What to do
In the material below, the lines containing the word "μέσα" are required; copy each of them.

------ Records to use

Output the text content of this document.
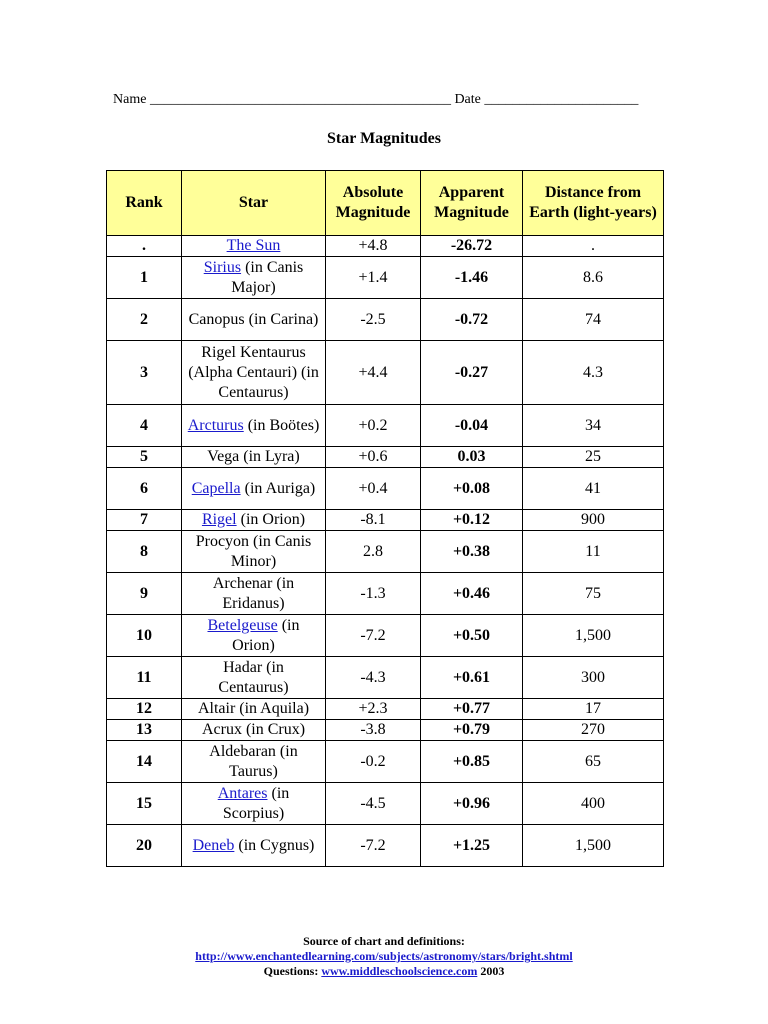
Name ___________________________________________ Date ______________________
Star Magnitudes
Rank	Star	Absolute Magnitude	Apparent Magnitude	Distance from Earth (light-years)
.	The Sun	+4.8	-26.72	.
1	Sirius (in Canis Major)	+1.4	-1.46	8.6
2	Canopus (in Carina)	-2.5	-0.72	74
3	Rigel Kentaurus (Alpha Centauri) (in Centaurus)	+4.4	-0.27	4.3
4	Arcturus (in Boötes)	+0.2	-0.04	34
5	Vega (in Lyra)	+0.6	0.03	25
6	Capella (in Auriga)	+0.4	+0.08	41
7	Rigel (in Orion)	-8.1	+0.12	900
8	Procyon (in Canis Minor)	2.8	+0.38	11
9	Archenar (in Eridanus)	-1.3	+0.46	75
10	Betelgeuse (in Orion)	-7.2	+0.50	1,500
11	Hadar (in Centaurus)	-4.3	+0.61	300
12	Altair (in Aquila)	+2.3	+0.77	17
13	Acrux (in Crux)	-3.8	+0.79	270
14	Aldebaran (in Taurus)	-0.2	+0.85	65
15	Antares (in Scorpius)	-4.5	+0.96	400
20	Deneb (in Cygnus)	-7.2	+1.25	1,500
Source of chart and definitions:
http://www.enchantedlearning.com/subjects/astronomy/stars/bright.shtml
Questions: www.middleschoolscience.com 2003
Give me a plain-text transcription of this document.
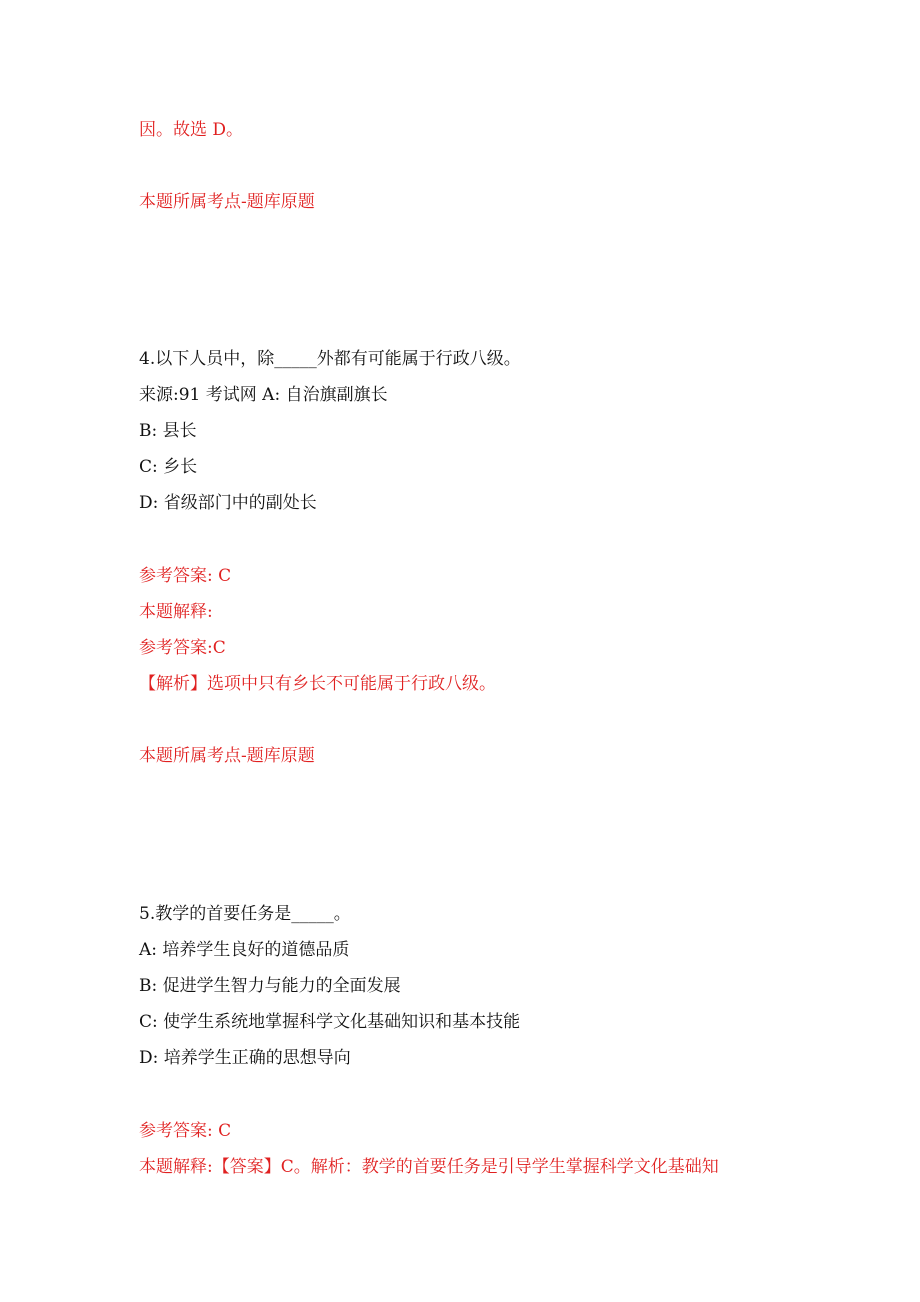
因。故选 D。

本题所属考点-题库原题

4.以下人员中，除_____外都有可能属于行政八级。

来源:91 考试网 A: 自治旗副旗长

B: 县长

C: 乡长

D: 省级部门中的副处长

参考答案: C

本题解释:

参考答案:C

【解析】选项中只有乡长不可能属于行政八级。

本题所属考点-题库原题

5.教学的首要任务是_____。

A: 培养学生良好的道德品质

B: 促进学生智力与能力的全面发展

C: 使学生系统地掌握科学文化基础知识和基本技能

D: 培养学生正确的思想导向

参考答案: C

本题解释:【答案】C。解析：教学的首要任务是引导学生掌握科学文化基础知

------------
------ Records to use

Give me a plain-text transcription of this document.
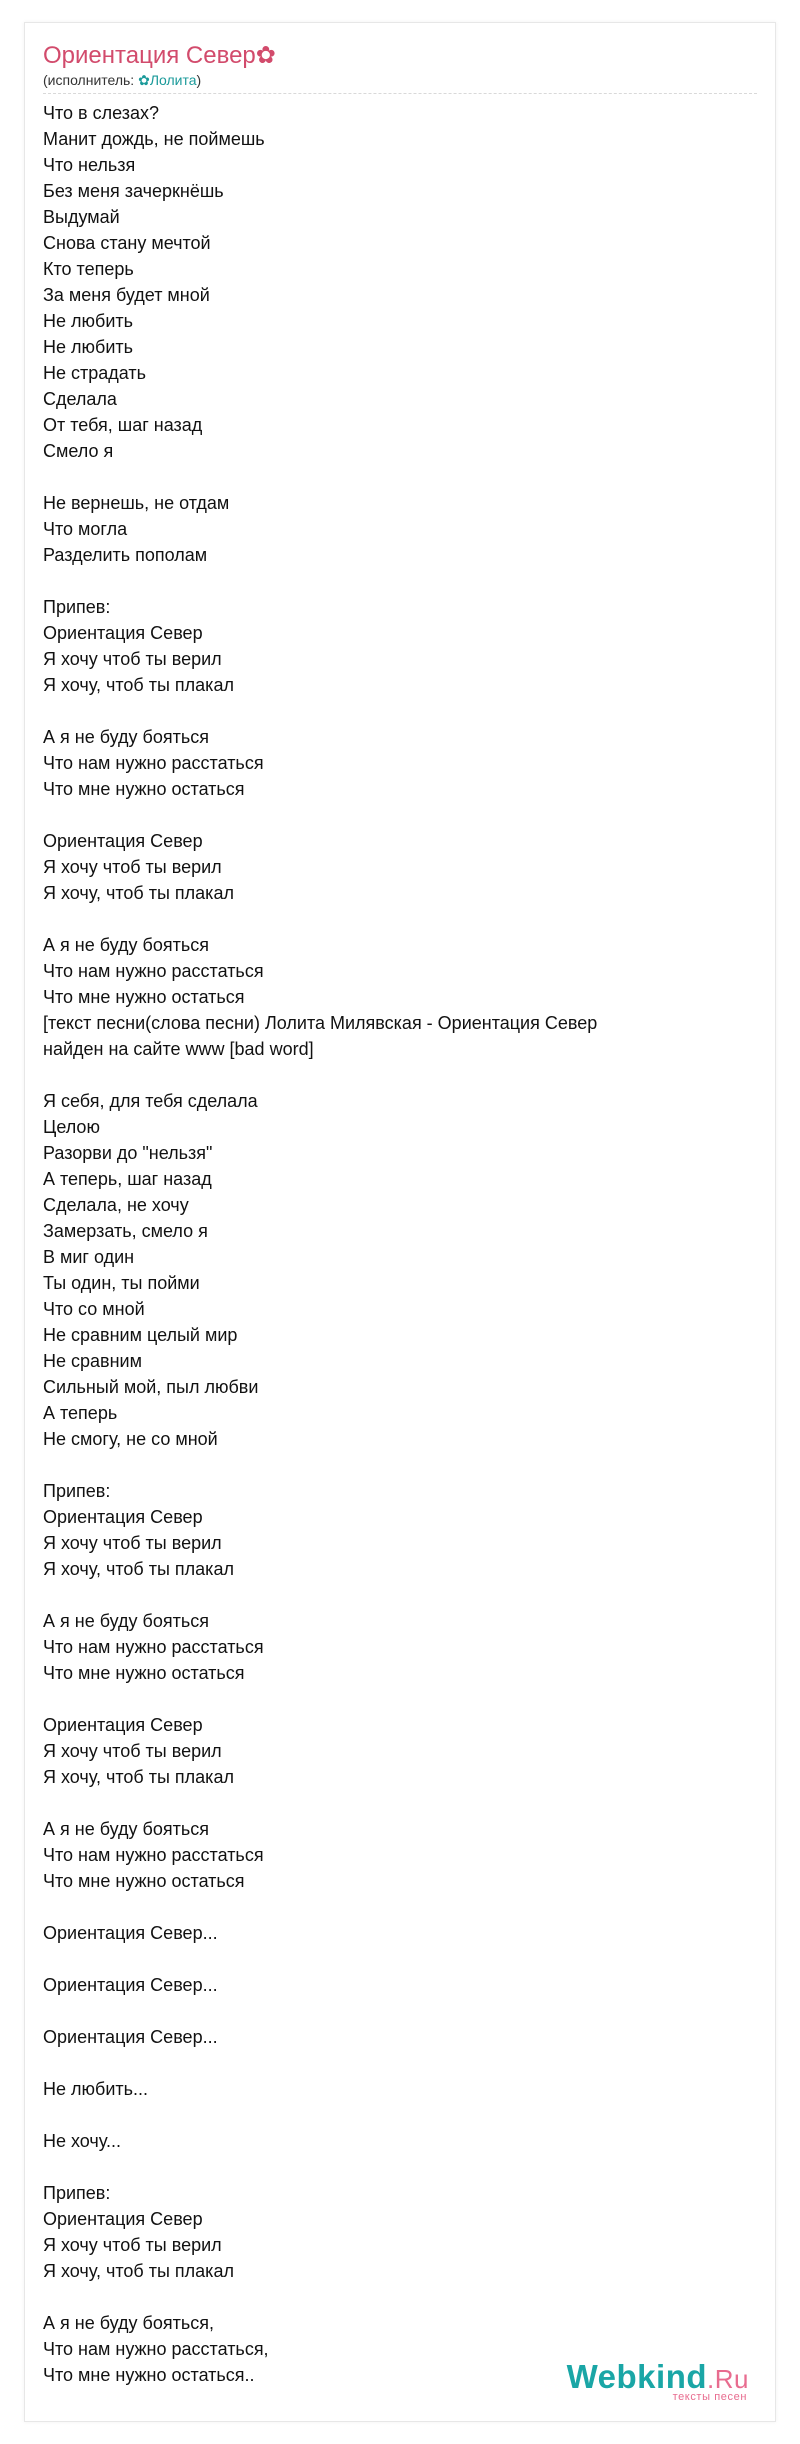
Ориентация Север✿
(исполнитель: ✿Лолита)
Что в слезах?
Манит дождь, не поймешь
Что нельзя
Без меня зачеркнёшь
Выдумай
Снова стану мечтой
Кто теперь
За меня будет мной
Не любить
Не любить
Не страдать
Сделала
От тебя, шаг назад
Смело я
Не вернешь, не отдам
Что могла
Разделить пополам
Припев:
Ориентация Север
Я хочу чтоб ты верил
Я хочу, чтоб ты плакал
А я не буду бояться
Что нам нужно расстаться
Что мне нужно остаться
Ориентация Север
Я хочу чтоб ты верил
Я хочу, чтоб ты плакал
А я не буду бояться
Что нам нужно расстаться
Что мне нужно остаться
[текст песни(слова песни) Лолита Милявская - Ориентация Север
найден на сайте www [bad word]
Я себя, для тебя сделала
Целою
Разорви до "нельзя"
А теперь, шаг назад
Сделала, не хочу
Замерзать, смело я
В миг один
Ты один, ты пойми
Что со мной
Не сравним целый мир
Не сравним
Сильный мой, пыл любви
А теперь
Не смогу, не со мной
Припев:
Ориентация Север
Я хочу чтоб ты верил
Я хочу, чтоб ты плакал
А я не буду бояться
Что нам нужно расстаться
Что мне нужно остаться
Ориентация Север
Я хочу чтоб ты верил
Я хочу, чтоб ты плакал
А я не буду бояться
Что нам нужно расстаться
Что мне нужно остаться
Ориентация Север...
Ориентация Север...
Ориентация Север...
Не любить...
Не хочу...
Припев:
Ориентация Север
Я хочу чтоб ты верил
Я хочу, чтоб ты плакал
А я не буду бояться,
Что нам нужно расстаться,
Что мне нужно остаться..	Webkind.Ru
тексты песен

------------
------ Records to use

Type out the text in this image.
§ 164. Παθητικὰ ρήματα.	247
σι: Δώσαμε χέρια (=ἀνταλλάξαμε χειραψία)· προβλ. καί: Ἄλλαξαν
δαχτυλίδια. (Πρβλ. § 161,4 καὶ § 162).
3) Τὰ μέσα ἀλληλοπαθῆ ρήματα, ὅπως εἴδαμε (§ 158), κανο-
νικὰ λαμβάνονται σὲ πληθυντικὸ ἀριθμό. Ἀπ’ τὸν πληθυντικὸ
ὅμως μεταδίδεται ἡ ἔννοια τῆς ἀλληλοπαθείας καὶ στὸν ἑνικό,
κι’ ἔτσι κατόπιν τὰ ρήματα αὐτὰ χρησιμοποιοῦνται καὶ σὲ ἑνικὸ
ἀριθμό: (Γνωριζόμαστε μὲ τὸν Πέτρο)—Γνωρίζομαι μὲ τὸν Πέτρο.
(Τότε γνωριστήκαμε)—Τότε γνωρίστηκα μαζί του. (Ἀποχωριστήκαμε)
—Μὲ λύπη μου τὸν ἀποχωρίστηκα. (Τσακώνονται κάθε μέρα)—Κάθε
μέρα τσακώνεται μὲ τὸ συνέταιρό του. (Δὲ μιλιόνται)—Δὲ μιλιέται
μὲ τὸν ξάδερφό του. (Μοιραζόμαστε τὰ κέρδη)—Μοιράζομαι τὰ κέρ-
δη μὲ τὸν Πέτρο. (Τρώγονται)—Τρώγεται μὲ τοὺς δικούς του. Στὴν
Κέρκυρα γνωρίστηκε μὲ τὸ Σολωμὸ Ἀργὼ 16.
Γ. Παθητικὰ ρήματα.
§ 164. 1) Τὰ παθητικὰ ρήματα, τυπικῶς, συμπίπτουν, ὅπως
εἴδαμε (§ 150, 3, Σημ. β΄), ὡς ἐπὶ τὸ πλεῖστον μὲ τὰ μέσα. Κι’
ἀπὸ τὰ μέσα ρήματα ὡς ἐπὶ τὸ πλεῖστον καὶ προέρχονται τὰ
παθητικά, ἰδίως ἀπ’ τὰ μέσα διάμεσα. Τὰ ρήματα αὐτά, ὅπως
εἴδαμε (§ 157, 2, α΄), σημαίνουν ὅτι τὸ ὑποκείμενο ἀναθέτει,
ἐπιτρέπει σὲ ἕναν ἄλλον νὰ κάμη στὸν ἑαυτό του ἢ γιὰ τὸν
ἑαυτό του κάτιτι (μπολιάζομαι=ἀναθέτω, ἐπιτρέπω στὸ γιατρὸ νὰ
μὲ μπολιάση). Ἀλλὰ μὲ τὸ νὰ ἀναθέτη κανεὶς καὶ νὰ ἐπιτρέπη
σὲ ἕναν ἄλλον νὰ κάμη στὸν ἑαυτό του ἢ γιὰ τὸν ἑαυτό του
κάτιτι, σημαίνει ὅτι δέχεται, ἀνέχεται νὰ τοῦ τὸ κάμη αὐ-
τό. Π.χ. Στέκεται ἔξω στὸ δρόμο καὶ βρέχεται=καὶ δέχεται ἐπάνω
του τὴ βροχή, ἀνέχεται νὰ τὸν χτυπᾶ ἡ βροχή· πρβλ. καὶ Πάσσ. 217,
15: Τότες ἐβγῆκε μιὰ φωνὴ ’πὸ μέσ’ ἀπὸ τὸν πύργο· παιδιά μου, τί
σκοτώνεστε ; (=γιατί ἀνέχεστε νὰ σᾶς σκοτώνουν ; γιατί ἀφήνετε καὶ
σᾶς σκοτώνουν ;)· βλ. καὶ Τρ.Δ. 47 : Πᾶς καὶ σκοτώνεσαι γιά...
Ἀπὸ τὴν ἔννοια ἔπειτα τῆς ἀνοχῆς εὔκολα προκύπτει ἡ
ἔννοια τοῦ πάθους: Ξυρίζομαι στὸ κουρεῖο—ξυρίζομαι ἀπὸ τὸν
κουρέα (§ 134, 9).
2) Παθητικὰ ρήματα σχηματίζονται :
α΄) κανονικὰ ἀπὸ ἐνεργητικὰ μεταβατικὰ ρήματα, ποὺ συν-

------------

Exercise answer
3) Τὰ μέσα ἀλληλοπαθῆ ρήματα, ὅπως εἴδαμε (§ 158), κανο-
εἴδαμε (§ 150, 3, Σημ. β΄), ὡς ἐπὶ τὸ πλεῖστον μὲ τὰ μέσα. Κι’
ἀπὸ τὰ μέσα ρήματα ὡς ἐπὶ τὸ πλεῖστον καὶ προέρχονται τὰ
παθητικά, ἰδίως ἀπ’ τὰ μέσα διάμεσα. Τὰ ρήματα αὐτά, ὅπως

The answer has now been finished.